> _Supplied records_
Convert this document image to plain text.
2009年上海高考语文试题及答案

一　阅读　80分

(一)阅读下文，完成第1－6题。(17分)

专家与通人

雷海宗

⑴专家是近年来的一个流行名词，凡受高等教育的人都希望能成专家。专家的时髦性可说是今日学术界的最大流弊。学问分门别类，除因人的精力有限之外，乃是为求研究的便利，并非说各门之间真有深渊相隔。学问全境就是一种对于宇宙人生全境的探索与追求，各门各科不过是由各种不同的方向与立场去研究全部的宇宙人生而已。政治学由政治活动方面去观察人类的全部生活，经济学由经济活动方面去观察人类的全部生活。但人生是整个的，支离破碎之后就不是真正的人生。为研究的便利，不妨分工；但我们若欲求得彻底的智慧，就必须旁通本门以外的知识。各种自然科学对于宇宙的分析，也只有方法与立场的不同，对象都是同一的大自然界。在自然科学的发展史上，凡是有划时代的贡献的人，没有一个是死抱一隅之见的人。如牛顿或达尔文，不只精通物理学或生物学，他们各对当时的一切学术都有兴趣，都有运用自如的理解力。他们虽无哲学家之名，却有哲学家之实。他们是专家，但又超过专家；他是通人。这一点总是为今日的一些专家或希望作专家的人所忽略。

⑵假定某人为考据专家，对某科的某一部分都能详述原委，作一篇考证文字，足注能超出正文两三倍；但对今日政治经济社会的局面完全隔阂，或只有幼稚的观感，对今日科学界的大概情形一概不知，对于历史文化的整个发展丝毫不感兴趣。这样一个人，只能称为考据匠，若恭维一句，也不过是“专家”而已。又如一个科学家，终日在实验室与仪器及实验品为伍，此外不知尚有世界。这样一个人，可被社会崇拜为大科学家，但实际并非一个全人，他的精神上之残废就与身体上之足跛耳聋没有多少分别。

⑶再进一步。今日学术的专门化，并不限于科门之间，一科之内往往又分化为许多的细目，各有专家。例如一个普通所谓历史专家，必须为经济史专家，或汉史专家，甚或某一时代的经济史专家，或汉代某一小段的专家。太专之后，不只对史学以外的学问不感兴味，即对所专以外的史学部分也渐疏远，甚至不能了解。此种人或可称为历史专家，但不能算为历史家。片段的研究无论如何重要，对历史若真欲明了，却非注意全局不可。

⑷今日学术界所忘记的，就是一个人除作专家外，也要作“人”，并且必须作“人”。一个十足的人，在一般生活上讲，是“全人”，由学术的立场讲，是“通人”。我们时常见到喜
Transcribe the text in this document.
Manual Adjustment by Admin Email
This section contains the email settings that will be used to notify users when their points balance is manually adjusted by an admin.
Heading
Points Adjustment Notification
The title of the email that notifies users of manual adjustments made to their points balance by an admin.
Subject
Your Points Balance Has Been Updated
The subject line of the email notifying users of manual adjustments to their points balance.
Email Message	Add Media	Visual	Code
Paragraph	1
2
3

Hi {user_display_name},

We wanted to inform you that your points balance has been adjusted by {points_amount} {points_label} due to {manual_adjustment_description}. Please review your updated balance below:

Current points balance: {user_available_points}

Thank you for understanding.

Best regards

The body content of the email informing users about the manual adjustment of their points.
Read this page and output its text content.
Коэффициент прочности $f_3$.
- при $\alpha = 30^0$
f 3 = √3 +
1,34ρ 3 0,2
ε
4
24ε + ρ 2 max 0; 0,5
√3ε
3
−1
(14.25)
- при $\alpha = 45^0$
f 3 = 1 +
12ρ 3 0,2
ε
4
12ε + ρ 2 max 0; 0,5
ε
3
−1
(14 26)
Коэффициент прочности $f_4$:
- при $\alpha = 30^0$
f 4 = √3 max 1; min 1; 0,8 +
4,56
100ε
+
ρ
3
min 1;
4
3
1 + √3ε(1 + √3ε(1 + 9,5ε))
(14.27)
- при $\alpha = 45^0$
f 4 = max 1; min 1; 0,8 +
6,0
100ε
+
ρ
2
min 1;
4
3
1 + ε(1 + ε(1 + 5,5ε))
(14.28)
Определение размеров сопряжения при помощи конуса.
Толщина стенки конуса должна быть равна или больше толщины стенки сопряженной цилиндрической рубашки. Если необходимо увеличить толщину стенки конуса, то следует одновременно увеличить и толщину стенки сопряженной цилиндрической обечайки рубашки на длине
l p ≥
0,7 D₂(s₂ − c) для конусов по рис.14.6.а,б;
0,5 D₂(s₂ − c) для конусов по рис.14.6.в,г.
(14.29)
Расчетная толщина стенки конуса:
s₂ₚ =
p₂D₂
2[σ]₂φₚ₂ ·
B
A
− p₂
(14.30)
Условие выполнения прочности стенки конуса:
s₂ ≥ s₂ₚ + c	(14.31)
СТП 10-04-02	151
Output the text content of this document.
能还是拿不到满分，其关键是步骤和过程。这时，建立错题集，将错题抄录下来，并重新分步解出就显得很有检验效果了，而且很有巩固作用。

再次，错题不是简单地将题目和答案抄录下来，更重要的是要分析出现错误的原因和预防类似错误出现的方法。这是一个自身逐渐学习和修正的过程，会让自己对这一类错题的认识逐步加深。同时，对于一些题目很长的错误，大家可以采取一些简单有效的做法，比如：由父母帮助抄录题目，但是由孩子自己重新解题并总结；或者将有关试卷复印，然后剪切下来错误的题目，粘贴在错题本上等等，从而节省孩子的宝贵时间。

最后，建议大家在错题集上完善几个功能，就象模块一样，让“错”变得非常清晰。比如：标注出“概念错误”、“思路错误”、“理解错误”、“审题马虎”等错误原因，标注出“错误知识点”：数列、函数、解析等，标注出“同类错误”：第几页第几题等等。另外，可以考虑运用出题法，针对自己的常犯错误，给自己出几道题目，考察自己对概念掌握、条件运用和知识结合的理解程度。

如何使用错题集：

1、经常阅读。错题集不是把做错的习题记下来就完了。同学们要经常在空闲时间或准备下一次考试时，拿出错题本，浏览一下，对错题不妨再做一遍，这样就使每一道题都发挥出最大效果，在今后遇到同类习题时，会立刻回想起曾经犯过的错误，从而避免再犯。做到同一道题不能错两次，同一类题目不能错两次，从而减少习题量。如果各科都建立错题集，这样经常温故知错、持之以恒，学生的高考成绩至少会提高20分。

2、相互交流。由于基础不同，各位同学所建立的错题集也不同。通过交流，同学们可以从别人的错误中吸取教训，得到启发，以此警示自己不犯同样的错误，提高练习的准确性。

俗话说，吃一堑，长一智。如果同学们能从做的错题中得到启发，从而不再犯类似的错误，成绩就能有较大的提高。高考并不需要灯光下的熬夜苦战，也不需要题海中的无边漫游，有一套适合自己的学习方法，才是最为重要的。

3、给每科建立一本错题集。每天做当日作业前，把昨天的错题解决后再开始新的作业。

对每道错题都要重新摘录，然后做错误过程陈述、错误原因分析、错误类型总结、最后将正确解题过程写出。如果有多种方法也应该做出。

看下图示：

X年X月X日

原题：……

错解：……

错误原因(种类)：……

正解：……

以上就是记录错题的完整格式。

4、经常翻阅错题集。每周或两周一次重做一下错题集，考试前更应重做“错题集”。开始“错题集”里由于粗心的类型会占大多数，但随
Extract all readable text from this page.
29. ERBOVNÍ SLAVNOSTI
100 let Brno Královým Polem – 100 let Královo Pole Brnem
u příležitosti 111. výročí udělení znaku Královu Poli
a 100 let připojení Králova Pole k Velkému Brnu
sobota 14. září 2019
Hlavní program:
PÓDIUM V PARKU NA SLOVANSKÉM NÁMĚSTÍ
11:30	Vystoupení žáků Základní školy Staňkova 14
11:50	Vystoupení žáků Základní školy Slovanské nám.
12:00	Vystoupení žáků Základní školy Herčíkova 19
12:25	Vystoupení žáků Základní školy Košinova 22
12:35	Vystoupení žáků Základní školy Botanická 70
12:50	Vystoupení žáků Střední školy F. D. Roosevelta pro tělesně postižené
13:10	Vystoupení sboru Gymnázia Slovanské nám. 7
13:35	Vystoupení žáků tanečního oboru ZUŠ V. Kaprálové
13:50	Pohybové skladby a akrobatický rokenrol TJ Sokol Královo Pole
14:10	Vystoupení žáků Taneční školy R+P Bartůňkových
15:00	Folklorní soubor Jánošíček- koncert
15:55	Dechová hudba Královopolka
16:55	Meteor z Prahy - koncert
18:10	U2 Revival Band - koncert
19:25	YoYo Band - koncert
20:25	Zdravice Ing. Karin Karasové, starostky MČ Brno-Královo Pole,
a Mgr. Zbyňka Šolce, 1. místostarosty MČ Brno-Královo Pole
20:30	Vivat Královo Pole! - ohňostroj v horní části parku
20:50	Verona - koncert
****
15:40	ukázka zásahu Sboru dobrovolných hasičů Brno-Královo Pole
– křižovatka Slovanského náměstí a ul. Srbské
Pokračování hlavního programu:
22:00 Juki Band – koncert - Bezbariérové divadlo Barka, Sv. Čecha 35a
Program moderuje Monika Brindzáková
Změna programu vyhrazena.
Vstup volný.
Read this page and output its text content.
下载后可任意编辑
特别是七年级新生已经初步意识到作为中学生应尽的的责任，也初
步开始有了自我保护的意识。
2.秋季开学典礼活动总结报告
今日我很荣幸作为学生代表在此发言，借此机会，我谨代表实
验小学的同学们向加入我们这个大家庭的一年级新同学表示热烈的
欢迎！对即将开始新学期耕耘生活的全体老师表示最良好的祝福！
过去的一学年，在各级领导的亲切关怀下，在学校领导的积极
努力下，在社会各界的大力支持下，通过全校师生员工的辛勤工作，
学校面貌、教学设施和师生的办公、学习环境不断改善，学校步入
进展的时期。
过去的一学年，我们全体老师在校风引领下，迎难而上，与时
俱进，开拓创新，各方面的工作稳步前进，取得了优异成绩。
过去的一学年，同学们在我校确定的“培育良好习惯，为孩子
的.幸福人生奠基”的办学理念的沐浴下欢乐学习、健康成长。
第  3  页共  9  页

> _Task to complete_
Check every line of the data, and copy the ones that contain "过去的一学年".

> _Response for this exercise_
过去的一学年，在各级领导的亲切关怀下，在学校领导的积极
过去的一学年，我们全体老师在校风引领下，迎难而上，与时
过去的一学年，同学们在我校确定的“培育良好习惯，为孩子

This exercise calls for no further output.